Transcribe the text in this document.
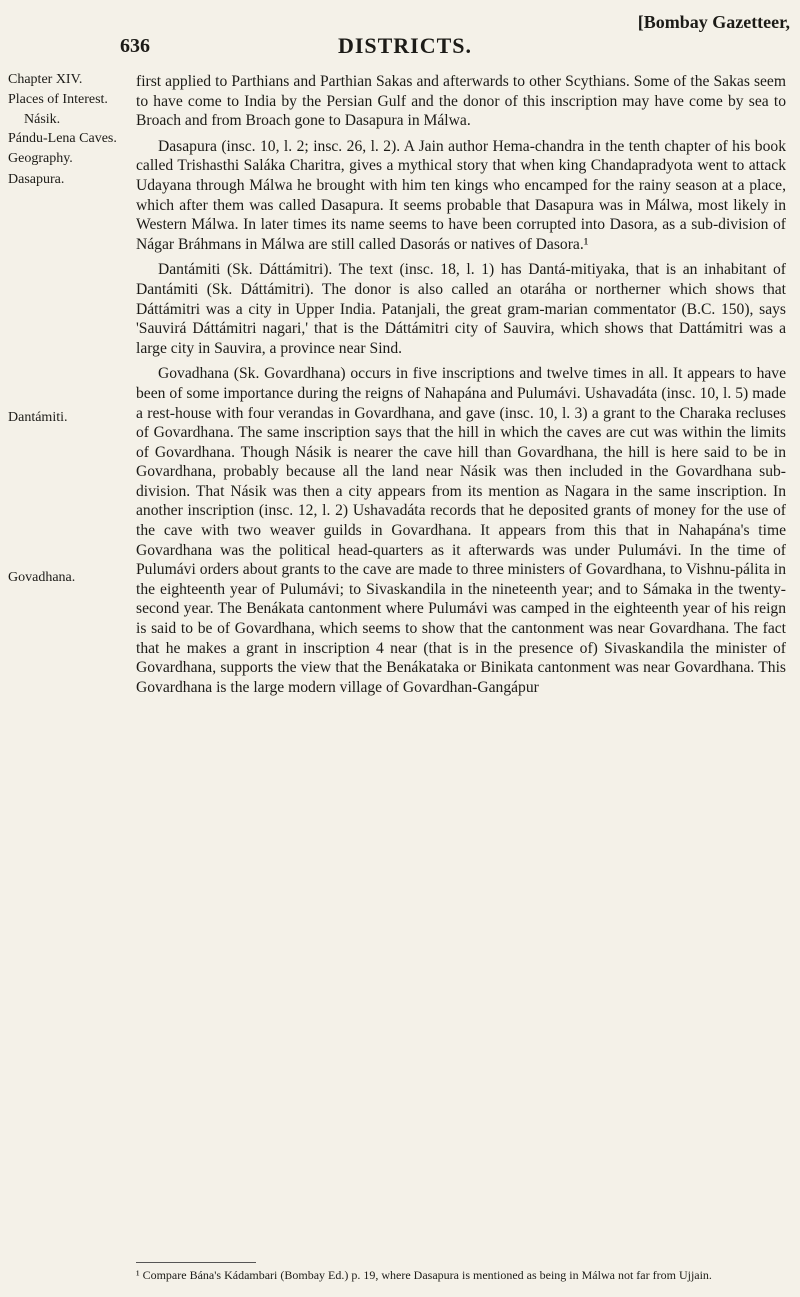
[Bombay Gazetteer,
636	DISTRICTS.
Chapter XIV.
Places of Interest.
Násik.
Pándu-Lena Caves.
Geography.
Dasapura.
Dantámiti.
Govadhana.

first applied to Parthians and Parthian Sakas and afterwards to other Scythians. Some of the Sakas seem to have come to India by the Persian Gulf and the donor of this inscription may have come by sea to Broach and from Broach gone to Dasapura in Málwa.

Dasapura (insc. 10, l. 2; insc. 26, l. 2). A Jain author Hema-chandra in the tenth chapter of his book called Trishasthi Saláka Charitra, gives a mythical story that when king Chandapradyota went to attack Udayana through Málwa he brought with him ten kings who encamped for the rainy season at a place, which after them was called Dasapura. It seems probable that Dasapura was in Málwa, most likely in Western Málwa. In later times its name seems to have been corrupted into Dasora, as a sub-division of Nágar Bráhmans in Málwa are still called Dasorás or natives of Dasora.¹

Dantámiti (Sk. Dáttámitri). The text (insc. 18, l. 1) has Dantá-mitiyaka, that is an inhabitant of Dantámiti (Sk. Dáttámitri). The donor is also called an otaráha or northerner which shows that Dáttámitri was a city in Upper India. Patanjali, the great gram-marian commentator (B.C. 150), says 'Sauvirá Dáttámitri nagari,' that is the Dáttámitri city of Sauvira, which shows that Dattámitri was a large city in Sauvira, a province near Sind.

Govadhana (Sk. Govardhana) occurs in five inscriptions and twelve times in all. It appears to have been of some importance during the reigns of Nahapána and Pulumávi. Ushavadáta (insc. 10, l. 5) made a rest-house with four verandas in Govardhana, and gave (insc. 10, l. 3) a grant to the Charaka recluses of Govardhana. The same inscription says that the hill in which the caves are cut was within the limits of Govardhana. Though Násik is nearer the cave hill than Govardhana, the hill is here said to be in Govardhana, probably because all the land near Násik was then included in the Govardhana sub-division. That Násik was then a city appears from its mention as Nagara in the same inscription. In another inscription (insc. 12, l. 2) Ushavadáta records that he deposited grants of money for the use of the cave with two weaver guilds in Govardhana. It appears from this that in Nahapána's time Govardhana was the political head-quarters as it afterwards was under Pulumávi. In the time of Pulumávi orders about grants to the cave are made to three ministers of Govardhana, to Vishnu-pálita in the eighteenth year of Pulumávi; to Sivaskandila in the nineteenth year; and to Sámaka in the twenty-second year. The Benákata cantonment where Pulumávi was camped in the eighteenth year of his reign is said to be of Govardhana, which seems to show that the cantonment was near Govardhana. The fact that he makes a grant in inscription 4 near (that is in the presence of) Sivaskandila the minister of Govardhana, supports the view that the Benákataka or Binikata cantonment was near Govardhana. This Govardhana is the large modern village of Govardhan-Gangápur

¹ Compare Bána's Kádambari (Bombay Ed.) p. 19, where Dasapura is mentioned as being in Málwa not far from Ujjain.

========

■ WORK INSTRUCTIONS:
Quote the material word for word, dropping any images it holds.

■ TASK OUTPUT:
Transcribe the text in this document.
[Bombay Gazetteer,
636	DISTRICTS.
Chapter XIV.
Places of Interest.
Násik.
Pándu-Lena Caves.
Geography.
Dasapura.
Dantámiti.
Govadhana.

first applied to Parthians and Parthian Sakas and afterwards to other Scythians. Some of the Sakas seem to have come to India by the Persian Gulf and the donor of this inscription may have come by sea to Broach and from Broach gone to Dasapura in Málwa.

Dasapura (insc. 10, l. 2; insc. 26, l. 2). A Jain author Hema-chandra in the tenth chapter of his book called Trishasthi Saláka Charitra, gives a mythical story that when king Chandapradyota went to attack Udayana through Málwa he brought with him ten kings who encamped for the rainy season at a place, which after them was called Dasapura. It seems probable that Dasapura was in Málwa, most likely in Western Málwa. In later times its name seems to have been corrupted into Dasora, as a sub-division of Nágar Bráhmans in Málwa are still called Dasorás or natives of Dasora.¹

Dantámiti (Sk. Dáttámitri). The text (insc. 18, l. 1) has Dantá-mitiyaka, that is an inhabitant of Dantámiti (Sk. Dáttámitri). The donor is also called an otaráha or northerner which shows that Dáttámitri was a city in Upper India. Patanjali, the great gram-marian commentator (B.C. 150), says 'Sauvirá Dáttámitri nagari,' that is the Dáttámitri city of Sauvira, which shows that Dattámitri was a large city in Sauvira, a province near Sind.

Govadhana (Sk. Govardhana) occurs in five inscriptions and twelve times in all. It appears to have been of some importance during the reigns of Nahapána and Pulumávi. Ushavadáta (insc. 10, l. 5) made a rest-house with four verandas in Govardhana, and gave (insc. 10, l. 3) a grant to the Charaka recluses of Govardhana. The same inscription says that the hill in which the caves are cut was within the limits of Govardhana. Though Násik is nearer the cave hill than Govardhana, the hill is here said to be in Govardhana, probably because all the land near Násik was then included in the Govardhana sub-division. That Násik was then a city appears from its mention as Nagara in the same inscription. In another inscription (insc. 12, l. 2) Ushavadáta records that he deposited grants of money for the use of the cave with two weaver guilds in Govardhana. It appears from this that in Nahapána's time Govardhana was the political head-quarters as it afterwards was under Pulumávi. In the time of Pulumávi orders about grants to the cave are made to three ministers of Govardhana, to Vishnu-pálita in the eighteenth year of Pulumávi; to Sivaskandila in the nineteenth year; and to Sámaka in the twenty-second year. The Benákata cantonment where Pulumávi was camped in the eighteenth year of his reign is said to be of Govardhana, which seems to show that the cantonment was near Govardhana. The fact that he makes a grant in inscription 4 near (that is in the presence of) Sivaskandila the minister of Govardhana, supports the view that the Benákataka or Binikata cantonment was near Govardhana. This Govardhana is the large modern village of Govardhan-Gangápur

¹ Compare Bána's Kádambari (Bombay Ed.) p. 19, where Dasapura is mentioned as being in Málwa not far from Ujjain.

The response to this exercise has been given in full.